> [WRITTEN INSTRUCTION]
Filter these entries so that only lines with the word "JSON" remain.

--- DATASET ENTRIES ---

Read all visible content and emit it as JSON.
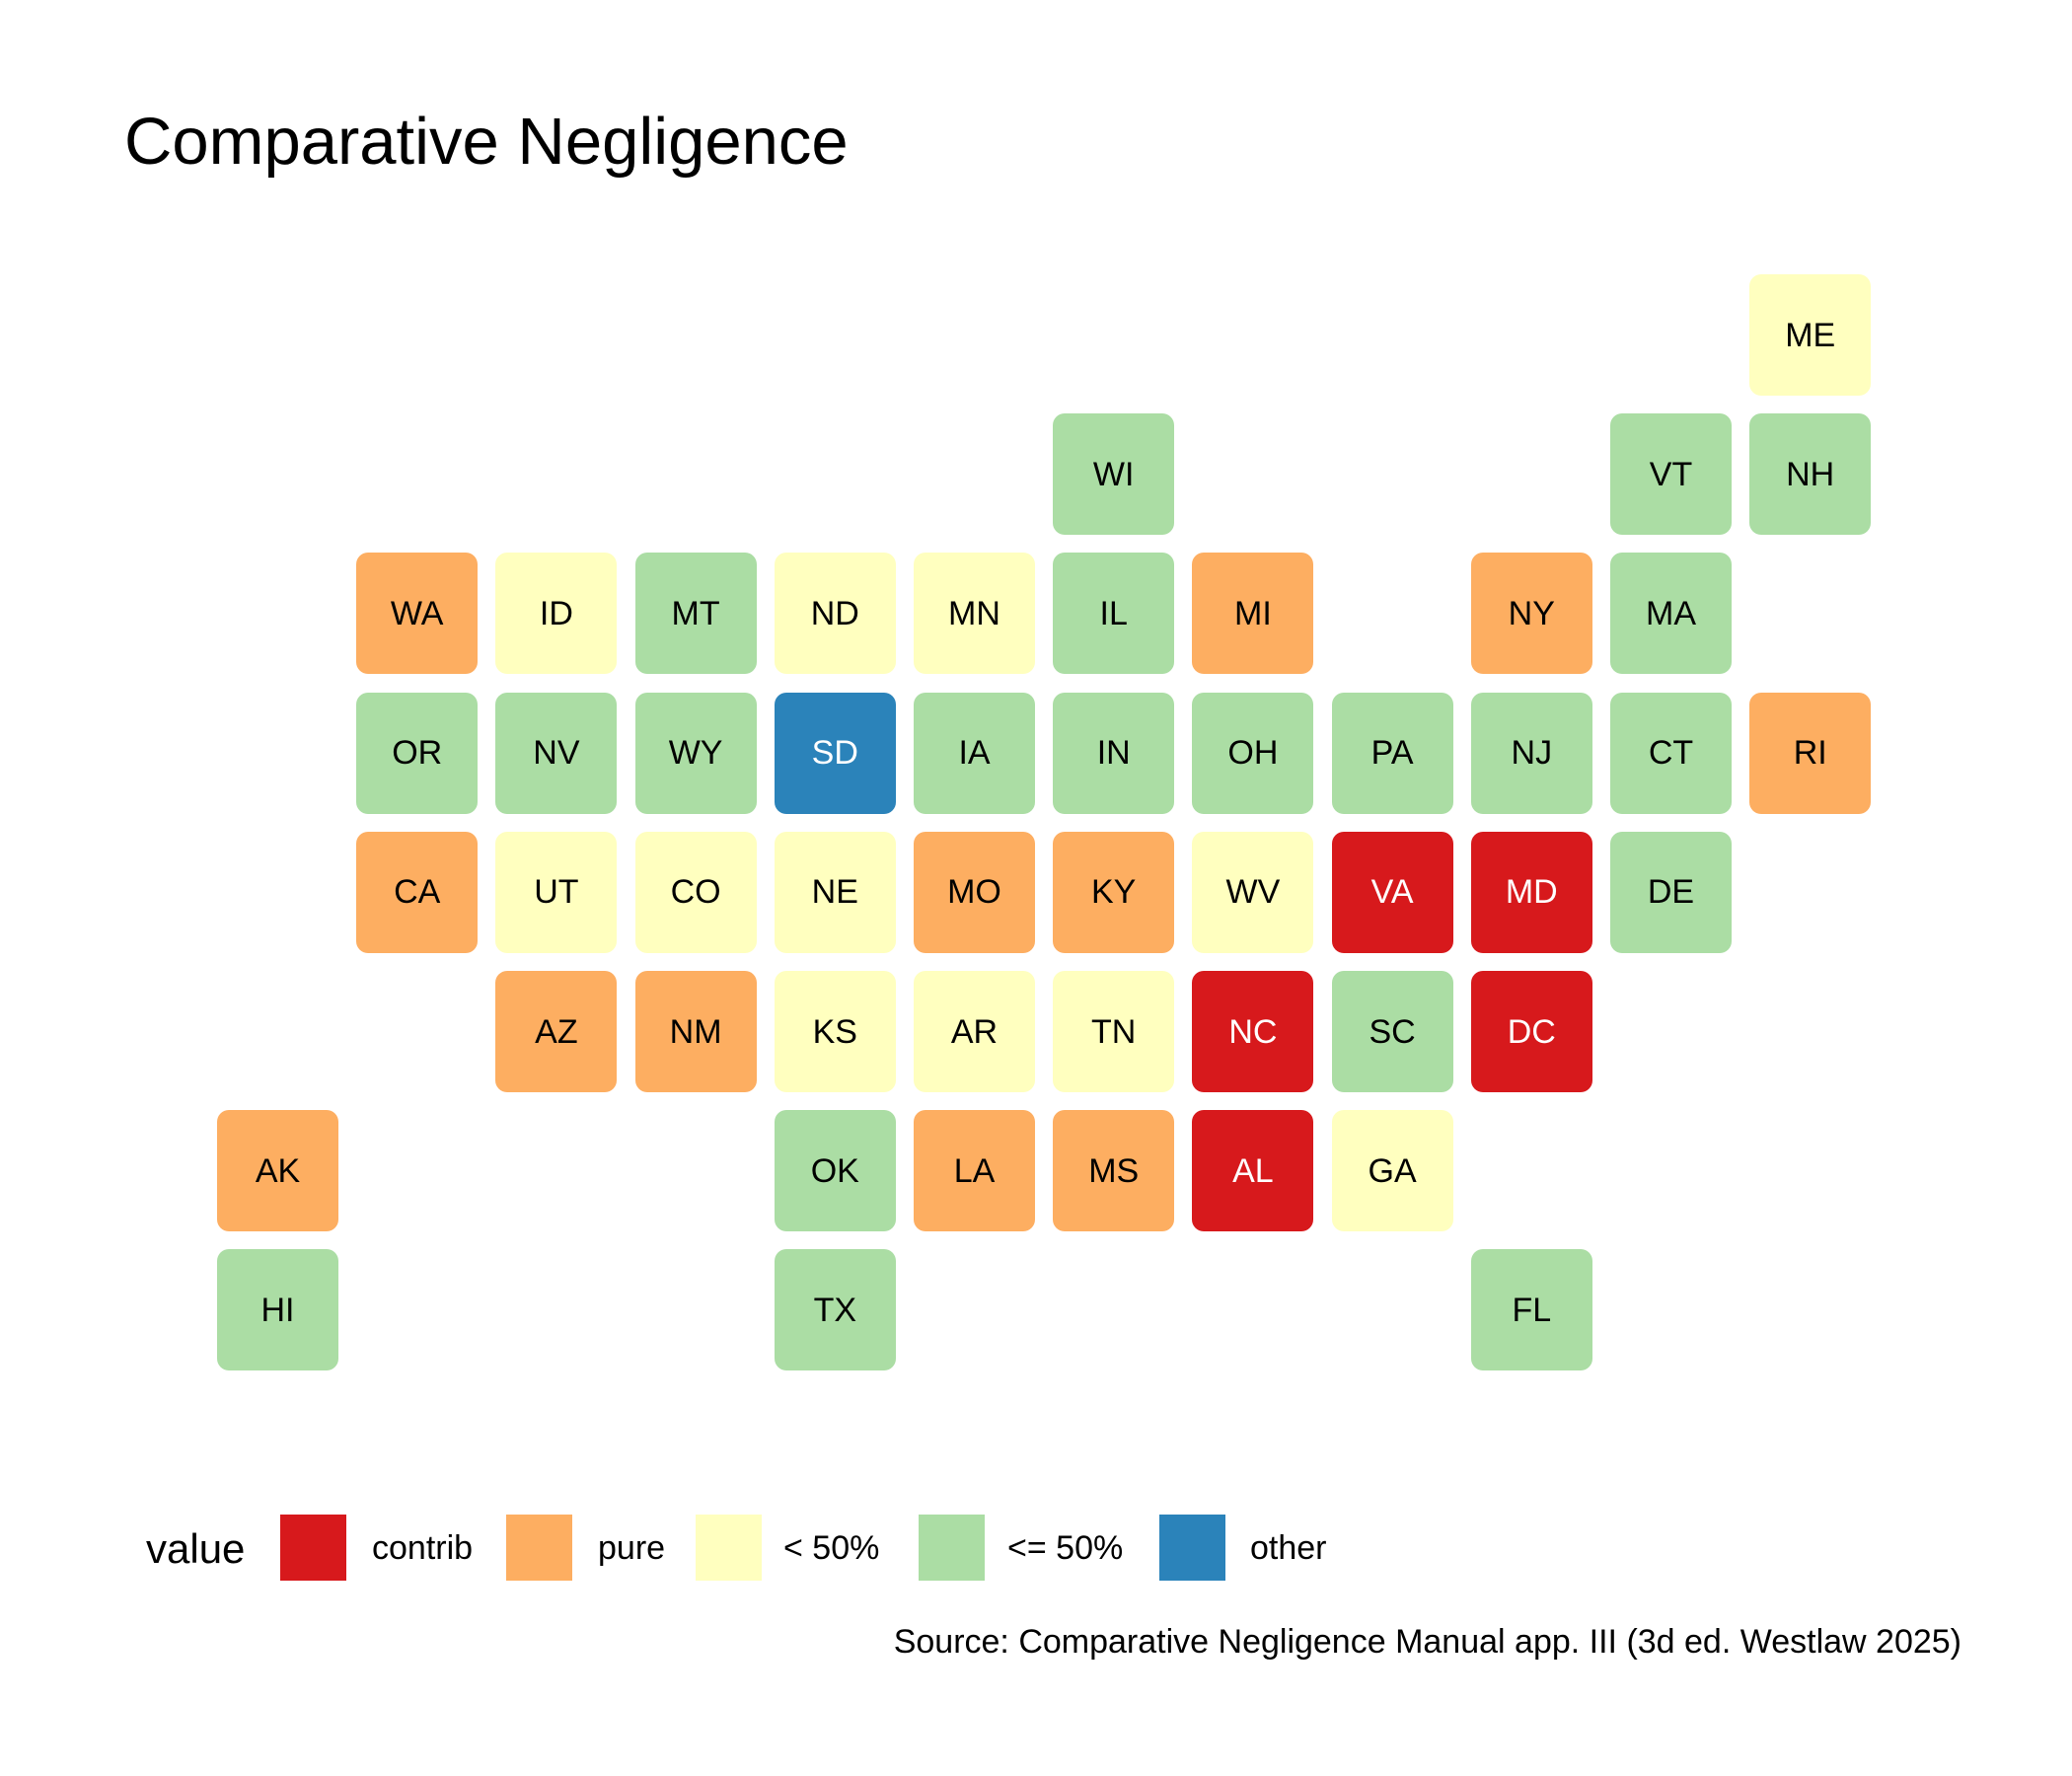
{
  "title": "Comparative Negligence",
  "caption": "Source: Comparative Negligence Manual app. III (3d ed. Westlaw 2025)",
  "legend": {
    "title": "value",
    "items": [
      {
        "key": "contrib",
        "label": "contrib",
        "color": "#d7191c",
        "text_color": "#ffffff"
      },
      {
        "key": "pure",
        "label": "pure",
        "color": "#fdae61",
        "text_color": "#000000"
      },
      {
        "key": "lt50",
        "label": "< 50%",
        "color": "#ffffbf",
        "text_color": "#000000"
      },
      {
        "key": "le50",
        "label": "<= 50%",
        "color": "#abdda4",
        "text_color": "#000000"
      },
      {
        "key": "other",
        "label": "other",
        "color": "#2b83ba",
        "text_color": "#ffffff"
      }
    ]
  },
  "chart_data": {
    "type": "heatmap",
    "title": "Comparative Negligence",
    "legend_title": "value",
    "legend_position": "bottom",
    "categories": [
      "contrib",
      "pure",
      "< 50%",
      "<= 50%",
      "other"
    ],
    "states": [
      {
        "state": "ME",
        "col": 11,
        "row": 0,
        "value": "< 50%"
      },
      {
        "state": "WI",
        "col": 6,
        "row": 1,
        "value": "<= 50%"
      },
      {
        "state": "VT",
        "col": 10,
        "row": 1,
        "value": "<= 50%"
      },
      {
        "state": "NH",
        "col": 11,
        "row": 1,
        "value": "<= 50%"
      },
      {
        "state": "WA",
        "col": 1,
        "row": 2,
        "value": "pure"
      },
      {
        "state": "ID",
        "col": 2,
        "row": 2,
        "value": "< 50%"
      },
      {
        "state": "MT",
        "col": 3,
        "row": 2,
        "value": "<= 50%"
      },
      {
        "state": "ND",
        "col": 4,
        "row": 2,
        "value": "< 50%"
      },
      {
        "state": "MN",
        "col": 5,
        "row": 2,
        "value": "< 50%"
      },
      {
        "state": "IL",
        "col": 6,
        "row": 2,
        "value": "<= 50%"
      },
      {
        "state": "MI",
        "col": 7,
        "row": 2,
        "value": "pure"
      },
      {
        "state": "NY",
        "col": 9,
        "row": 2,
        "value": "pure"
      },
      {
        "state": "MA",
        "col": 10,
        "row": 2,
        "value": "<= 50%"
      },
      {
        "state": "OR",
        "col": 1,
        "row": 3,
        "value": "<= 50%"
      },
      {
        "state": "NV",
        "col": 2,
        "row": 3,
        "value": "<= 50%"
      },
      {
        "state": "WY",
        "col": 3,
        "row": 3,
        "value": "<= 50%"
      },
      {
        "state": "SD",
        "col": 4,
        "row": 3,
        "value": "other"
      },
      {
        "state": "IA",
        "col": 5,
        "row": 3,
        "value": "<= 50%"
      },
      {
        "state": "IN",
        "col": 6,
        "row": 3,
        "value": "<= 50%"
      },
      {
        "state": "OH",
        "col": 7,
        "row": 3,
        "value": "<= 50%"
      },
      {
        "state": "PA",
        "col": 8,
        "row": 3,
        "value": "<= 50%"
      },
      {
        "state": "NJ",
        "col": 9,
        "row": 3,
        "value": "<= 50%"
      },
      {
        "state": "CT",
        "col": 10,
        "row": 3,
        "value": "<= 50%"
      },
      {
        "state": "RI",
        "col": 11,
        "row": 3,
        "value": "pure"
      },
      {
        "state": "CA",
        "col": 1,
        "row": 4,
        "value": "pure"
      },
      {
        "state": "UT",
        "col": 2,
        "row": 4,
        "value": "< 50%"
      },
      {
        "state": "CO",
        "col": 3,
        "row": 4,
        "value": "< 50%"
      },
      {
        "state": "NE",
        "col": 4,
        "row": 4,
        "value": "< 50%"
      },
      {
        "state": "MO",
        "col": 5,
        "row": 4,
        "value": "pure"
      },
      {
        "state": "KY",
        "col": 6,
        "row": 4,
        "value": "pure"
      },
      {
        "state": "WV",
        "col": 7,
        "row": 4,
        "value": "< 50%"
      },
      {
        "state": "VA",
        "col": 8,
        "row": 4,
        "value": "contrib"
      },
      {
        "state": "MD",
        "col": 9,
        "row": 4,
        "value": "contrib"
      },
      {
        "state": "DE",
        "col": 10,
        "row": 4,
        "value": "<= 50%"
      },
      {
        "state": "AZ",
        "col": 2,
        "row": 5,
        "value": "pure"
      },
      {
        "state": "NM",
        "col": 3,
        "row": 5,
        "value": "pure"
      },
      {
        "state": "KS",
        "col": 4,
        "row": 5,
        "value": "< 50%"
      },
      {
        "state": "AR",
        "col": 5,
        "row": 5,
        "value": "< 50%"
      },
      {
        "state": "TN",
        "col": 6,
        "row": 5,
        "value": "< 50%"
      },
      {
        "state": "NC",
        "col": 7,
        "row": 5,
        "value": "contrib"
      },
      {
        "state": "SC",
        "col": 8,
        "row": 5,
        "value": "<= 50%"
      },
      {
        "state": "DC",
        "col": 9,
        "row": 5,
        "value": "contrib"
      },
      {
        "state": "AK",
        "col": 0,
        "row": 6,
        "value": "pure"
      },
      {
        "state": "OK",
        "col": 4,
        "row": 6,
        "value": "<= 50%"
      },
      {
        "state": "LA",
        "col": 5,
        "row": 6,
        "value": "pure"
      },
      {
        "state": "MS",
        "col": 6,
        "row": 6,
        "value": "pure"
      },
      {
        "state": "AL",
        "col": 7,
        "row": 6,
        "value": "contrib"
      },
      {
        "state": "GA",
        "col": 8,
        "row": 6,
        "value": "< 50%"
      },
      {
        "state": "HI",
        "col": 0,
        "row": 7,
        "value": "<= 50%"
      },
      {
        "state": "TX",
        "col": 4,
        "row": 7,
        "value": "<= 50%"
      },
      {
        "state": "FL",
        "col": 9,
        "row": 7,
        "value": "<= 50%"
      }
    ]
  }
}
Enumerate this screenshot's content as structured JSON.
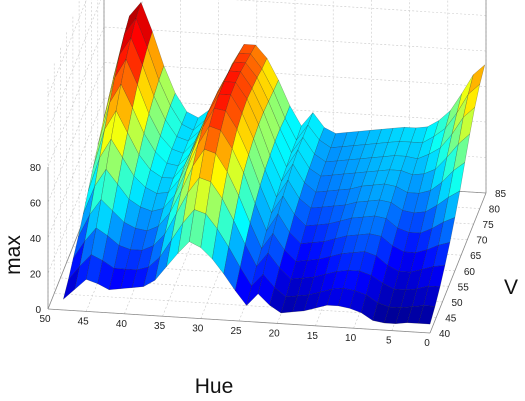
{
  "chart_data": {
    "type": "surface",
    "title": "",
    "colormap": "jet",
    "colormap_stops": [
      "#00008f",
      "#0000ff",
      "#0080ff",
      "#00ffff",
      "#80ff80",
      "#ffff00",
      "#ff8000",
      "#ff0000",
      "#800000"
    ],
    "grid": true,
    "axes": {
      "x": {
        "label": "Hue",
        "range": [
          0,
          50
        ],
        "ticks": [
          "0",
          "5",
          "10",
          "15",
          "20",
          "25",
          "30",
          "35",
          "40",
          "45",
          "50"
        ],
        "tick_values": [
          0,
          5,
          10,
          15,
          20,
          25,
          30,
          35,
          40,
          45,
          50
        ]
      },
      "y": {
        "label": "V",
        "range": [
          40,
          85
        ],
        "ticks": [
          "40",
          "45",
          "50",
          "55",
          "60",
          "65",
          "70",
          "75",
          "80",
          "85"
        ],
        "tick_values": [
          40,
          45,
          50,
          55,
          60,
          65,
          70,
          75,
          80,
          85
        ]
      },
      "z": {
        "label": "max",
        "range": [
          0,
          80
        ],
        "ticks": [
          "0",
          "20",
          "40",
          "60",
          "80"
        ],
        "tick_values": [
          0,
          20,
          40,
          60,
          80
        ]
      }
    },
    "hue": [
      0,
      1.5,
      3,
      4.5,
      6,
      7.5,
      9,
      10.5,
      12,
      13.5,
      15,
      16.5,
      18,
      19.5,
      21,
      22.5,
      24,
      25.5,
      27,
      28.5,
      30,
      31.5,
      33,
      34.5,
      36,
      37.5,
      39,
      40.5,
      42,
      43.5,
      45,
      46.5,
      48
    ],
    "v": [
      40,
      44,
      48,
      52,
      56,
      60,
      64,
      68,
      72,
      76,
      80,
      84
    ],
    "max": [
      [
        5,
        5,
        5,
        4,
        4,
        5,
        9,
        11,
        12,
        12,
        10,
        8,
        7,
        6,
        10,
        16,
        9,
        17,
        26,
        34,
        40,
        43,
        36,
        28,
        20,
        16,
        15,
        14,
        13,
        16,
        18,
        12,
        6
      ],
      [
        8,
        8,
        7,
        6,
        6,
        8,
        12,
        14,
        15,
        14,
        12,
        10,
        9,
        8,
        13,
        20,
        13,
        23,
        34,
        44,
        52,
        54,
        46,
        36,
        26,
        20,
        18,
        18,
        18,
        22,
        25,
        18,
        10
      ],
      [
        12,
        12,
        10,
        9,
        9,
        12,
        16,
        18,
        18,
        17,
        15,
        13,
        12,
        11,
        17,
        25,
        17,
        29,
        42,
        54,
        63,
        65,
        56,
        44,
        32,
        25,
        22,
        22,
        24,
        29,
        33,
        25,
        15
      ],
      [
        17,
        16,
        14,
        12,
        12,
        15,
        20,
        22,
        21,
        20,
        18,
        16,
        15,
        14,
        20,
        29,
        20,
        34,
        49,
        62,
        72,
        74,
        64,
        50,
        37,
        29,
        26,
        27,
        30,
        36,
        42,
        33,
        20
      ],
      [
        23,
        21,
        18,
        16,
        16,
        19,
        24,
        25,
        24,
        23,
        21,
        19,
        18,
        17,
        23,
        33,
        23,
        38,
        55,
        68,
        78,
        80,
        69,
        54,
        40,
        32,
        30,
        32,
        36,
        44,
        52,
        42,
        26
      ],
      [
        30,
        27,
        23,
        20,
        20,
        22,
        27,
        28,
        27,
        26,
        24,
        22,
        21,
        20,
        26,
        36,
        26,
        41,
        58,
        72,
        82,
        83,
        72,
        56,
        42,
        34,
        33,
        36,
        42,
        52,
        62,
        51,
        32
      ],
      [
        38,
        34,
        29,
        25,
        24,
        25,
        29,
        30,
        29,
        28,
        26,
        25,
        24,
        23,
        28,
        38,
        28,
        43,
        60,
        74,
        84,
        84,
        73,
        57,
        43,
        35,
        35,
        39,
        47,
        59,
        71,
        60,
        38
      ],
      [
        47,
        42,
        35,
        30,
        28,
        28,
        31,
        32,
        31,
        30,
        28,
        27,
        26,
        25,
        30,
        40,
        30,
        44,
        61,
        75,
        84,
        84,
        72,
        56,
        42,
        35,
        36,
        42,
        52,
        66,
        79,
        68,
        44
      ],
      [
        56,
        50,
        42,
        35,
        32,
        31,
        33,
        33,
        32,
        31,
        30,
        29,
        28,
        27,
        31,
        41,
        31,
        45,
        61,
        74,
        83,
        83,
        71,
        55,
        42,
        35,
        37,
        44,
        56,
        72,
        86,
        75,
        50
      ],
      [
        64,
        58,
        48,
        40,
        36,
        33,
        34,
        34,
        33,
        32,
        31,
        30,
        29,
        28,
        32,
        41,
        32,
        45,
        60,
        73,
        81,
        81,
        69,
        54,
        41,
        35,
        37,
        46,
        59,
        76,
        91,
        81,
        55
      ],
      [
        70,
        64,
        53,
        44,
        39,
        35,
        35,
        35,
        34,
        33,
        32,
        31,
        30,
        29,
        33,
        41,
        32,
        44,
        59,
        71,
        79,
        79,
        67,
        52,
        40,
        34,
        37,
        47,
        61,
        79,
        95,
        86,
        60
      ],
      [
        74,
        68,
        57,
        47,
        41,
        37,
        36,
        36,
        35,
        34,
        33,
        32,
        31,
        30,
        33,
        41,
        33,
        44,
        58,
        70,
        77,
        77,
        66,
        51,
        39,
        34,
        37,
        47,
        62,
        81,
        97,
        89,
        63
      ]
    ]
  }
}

---

> [TASK SOLUTION]
Read all visible content and emit it as JSON.
Enumerate this screenshot's content as structured JSON.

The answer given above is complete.